RECORDS SHOWN -

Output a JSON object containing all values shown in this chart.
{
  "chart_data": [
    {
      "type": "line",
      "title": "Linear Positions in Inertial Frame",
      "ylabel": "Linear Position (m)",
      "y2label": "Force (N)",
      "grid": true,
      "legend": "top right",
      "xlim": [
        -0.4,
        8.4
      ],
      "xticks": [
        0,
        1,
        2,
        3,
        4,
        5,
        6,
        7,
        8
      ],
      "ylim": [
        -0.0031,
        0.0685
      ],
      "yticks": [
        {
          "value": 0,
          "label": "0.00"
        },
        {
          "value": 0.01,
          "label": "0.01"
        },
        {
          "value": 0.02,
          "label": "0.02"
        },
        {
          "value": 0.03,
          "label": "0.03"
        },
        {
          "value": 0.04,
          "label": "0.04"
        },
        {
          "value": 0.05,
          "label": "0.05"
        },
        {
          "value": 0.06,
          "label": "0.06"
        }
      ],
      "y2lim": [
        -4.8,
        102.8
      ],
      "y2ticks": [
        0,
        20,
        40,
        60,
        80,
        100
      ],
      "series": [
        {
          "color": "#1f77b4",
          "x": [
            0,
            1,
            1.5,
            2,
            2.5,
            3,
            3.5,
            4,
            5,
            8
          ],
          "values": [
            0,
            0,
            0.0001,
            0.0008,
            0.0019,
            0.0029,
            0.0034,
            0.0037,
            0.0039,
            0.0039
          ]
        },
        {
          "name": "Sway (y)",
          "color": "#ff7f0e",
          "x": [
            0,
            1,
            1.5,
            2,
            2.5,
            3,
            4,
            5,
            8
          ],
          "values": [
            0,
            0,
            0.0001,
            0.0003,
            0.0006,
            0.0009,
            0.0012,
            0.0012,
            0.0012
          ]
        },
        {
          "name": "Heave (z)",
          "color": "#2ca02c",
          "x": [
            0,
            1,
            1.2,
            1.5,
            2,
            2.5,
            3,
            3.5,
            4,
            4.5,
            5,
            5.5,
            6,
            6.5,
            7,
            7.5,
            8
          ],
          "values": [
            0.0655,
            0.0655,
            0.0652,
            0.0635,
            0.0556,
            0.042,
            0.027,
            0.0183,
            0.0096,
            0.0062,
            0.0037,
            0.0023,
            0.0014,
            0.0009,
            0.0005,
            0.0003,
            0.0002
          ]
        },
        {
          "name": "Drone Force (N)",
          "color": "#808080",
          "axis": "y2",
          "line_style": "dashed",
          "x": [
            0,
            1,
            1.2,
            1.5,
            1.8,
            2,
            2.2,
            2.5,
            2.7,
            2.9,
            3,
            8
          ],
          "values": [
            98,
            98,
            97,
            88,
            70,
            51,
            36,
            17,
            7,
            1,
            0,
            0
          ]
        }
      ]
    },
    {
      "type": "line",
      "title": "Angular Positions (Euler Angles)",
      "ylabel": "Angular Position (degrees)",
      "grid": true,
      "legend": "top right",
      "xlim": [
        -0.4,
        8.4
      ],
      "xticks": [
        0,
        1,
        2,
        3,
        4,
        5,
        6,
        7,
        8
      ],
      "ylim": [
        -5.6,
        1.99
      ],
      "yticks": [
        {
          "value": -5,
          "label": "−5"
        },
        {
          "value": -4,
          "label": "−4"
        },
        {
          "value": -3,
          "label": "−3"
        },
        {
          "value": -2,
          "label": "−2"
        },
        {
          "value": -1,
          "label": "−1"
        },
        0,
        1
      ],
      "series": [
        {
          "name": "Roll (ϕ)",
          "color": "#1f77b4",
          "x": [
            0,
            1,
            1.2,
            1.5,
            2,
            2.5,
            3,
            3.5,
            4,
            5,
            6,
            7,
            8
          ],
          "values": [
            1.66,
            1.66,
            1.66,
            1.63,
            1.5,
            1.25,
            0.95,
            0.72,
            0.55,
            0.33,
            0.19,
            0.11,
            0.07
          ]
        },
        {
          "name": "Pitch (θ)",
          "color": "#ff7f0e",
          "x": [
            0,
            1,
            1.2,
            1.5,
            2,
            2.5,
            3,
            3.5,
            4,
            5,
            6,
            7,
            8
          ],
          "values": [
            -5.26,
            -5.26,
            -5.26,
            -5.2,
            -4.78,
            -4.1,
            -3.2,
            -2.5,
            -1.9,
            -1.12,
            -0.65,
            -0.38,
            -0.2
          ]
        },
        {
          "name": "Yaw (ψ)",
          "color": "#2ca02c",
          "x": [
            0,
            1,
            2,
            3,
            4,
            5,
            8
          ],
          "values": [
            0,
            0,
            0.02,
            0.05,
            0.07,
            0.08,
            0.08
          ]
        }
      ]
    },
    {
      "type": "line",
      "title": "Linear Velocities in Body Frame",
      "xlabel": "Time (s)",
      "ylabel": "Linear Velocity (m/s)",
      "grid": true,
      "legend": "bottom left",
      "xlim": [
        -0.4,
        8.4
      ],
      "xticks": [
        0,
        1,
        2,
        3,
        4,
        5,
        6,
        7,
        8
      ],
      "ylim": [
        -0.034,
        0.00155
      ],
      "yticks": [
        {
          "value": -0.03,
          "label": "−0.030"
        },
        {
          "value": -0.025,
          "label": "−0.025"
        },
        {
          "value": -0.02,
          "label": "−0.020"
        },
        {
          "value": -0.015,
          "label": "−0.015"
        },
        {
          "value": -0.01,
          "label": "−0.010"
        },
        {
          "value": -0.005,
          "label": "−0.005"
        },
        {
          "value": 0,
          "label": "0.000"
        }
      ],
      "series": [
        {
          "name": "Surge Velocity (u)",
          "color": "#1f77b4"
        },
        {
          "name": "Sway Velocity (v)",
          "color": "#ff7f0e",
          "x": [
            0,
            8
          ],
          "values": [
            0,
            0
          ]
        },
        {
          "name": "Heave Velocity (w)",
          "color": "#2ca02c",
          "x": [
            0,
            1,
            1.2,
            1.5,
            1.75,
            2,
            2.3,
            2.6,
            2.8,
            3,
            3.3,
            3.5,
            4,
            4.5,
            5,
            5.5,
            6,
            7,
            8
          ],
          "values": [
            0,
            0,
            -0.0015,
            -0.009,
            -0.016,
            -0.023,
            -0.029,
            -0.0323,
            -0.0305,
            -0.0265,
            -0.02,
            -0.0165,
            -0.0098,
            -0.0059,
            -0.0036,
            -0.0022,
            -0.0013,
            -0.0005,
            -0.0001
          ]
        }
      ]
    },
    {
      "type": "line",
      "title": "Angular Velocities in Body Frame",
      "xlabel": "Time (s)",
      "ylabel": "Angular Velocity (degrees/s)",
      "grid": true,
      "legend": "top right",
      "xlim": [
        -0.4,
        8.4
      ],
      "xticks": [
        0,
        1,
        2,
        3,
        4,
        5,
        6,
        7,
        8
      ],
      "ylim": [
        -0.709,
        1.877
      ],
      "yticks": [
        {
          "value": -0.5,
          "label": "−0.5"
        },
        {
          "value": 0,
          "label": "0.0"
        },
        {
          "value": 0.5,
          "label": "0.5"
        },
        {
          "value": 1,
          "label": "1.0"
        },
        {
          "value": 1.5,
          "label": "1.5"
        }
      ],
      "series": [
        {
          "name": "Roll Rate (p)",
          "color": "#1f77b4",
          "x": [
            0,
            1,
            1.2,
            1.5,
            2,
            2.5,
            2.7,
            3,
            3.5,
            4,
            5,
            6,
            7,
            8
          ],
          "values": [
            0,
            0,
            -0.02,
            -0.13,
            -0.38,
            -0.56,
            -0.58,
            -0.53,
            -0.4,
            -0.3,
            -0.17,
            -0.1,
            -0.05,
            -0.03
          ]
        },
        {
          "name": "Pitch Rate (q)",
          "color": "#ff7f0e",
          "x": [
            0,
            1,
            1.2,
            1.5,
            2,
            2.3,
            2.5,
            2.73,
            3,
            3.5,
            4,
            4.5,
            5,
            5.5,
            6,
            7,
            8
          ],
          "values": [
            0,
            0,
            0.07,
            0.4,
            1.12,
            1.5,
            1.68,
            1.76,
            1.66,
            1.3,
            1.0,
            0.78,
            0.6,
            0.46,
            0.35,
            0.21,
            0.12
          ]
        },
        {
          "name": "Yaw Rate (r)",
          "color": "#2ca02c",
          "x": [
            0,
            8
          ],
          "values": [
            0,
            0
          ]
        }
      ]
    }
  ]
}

EXERCISE REQUIREMENTS - Only lines holding the string "Velocities" are wanted; gather each one from the entries above.

TASK OUTPUT -
      "title": "Linear Velocities in Body Frame",
      "title": "Angular Velocities in Body Frame",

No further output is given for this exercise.